>> START Data for processing

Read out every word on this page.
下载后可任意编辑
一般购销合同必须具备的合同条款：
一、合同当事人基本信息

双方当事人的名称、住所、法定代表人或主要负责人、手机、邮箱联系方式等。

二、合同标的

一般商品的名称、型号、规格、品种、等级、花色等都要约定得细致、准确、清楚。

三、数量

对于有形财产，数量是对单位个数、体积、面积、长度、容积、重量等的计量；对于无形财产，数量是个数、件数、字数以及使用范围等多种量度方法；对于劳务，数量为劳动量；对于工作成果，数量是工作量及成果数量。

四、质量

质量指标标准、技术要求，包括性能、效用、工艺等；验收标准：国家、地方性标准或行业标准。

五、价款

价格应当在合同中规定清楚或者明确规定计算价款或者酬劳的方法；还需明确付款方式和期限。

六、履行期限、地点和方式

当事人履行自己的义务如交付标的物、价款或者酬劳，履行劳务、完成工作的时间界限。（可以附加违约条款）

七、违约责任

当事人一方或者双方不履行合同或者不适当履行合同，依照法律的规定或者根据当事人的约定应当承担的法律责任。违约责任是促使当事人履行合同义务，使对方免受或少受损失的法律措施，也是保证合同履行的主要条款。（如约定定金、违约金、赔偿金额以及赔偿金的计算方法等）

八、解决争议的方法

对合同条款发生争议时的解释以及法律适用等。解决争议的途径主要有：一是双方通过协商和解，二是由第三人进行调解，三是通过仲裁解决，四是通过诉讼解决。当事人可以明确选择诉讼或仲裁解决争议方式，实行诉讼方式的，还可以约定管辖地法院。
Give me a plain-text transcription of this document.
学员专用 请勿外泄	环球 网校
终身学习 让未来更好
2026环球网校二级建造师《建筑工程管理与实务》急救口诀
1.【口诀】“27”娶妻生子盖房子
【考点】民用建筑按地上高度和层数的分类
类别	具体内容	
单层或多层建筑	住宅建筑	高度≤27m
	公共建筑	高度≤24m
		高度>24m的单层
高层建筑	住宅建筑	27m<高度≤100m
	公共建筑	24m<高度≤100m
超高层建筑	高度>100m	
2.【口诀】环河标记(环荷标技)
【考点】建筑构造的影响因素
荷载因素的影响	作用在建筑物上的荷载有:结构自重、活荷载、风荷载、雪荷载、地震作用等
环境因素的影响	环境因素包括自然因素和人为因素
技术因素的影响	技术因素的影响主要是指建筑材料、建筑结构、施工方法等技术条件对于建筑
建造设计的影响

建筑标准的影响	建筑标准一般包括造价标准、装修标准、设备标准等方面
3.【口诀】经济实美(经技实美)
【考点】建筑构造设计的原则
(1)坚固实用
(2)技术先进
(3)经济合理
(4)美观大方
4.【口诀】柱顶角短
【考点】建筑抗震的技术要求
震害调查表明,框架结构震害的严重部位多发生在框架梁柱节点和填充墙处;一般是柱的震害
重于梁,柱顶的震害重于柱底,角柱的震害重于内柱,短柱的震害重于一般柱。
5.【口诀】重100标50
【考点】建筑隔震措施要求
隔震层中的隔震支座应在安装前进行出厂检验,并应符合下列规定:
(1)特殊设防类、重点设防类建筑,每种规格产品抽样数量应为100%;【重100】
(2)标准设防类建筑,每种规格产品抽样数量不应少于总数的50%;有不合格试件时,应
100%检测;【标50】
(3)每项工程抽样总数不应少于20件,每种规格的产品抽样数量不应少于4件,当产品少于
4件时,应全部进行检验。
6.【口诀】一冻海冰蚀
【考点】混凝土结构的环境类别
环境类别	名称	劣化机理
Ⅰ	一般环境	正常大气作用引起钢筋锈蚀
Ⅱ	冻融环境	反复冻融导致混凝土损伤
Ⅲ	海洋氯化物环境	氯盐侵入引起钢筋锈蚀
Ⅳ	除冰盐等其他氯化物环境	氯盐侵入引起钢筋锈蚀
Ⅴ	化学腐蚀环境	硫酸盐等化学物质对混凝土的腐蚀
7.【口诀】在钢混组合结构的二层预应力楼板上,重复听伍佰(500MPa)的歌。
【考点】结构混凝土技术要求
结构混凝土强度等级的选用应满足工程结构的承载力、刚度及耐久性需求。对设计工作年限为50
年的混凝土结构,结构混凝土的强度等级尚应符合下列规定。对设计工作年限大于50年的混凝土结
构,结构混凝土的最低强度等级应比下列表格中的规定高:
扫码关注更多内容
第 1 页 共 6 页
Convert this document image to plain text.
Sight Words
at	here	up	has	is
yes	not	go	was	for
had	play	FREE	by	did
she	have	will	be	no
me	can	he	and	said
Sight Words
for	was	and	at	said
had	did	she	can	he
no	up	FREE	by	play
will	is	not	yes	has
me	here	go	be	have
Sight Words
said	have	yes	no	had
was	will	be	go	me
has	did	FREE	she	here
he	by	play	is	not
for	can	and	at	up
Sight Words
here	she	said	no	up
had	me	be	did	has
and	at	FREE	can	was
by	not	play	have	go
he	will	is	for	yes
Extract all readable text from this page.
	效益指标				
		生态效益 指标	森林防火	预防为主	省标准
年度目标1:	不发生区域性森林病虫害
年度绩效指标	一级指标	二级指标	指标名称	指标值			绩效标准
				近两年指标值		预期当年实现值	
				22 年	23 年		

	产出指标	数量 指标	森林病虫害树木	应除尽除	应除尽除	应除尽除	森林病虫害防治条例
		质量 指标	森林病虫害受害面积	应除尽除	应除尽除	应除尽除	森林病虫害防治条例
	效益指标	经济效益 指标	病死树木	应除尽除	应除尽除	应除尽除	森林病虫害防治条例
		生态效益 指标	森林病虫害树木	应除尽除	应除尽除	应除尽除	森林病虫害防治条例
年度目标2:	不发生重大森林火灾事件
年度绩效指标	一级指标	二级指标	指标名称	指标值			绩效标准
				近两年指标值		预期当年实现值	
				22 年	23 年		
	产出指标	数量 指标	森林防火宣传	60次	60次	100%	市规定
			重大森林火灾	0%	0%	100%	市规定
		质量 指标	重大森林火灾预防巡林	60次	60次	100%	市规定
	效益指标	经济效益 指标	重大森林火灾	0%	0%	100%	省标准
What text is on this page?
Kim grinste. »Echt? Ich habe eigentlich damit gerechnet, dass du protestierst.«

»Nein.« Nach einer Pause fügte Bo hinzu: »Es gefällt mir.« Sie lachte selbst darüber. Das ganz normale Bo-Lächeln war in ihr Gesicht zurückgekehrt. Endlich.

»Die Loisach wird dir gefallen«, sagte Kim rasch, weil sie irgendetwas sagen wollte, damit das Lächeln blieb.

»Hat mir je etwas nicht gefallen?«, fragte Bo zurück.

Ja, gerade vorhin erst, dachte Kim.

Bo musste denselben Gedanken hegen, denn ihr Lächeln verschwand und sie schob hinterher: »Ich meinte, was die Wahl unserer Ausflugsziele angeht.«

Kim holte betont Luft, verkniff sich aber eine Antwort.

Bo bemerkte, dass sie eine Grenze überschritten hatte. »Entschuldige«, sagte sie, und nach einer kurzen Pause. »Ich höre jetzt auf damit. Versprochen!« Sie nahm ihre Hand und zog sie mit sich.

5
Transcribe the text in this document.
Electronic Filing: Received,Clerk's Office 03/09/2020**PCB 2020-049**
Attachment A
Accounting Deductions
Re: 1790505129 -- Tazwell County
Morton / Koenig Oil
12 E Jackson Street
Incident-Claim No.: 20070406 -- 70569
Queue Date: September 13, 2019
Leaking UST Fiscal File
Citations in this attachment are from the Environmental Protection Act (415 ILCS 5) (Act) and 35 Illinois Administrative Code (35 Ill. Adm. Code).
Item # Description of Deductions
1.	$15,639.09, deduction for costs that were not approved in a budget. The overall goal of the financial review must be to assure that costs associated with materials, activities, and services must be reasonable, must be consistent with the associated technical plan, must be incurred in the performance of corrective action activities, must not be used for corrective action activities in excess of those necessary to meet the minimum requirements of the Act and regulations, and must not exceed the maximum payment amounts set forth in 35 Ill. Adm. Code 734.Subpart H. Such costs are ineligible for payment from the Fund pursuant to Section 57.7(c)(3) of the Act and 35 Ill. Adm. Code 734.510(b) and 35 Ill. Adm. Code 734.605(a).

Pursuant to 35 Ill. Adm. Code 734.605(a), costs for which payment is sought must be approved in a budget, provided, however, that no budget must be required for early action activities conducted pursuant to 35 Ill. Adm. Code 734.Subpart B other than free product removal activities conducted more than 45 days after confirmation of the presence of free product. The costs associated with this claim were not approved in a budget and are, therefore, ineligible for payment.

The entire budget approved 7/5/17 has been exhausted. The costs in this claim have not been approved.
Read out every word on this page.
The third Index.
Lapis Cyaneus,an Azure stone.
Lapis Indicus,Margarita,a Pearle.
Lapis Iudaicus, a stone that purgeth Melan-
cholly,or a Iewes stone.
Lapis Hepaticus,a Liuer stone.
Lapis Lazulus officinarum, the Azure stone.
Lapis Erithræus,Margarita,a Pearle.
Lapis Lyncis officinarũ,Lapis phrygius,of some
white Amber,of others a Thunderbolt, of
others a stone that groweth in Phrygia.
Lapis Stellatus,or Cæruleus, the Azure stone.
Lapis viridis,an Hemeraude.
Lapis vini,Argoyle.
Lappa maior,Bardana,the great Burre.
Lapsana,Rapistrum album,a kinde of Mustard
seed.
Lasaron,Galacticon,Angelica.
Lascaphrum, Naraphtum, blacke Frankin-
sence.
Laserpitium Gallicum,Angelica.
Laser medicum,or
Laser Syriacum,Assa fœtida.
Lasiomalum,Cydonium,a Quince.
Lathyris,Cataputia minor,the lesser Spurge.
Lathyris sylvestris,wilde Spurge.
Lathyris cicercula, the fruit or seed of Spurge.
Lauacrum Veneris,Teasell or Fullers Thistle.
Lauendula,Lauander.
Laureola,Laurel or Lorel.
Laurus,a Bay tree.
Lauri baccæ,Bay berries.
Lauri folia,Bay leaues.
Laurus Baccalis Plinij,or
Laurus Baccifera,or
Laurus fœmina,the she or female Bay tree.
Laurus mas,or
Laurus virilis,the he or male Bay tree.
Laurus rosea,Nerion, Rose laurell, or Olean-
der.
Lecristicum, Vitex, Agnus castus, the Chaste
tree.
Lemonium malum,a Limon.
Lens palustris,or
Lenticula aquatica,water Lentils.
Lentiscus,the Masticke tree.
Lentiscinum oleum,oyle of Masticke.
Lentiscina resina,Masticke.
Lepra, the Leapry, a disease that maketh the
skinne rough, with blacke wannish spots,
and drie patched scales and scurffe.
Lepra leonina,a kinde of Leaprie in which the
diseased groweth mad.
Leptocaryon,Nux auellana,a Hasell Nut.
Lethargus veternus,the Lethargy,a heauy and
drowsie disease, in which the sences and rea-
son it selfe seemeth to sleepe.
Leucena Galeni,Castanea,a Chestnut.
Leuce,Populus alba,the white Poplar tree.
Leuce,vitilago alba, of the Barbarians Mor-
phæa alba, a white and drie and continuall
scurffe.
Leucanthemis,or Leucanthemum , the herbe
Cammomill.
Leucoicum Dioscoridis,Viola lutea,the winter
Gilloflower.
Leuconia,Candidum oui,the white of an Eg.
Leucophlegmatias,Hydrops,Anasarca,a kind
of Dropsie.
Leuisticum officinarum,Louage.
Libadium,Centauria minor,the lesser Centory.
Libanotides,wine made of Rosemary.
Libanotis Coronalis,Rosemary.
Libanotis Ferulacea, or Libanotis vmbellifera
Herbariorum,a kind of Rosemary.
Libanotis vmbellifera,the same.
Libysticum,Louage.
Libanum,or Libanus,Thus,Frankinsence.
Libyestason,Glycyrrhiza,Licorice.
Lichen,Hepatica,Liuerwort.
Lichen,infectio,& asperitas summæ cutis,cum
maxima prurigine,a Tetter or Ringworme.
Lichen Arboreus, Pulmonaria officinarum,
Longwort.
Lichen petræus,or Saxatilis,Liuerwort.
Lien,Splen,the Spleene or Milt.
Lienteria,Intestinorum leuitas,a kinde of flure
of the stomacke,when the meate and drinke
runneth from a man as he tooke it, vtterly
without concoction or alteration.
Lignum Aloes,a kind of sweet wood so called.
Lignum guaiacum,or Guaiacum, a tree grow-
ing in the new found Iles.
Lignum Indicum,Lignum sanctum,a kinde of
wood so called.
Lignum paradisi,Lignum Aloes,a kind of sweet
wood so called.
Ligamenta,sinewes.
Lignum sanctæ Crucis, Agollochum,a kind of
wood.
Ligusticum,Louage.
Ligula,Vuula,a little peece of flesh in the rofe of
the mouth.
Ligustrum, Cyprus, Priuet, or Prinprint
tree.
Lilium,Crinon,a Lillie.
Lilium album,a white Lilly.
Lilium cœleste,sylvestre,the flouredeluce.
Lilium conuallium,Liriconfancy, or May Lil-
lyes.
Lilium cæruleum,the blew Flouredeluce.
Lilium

>> END Data for processing

## Given problem
List all lines where "Louage" occurs.

## Result of the task
Leuisticum officinarum,Louage.
Libysticum,Louage.
Ligusticum,Louage.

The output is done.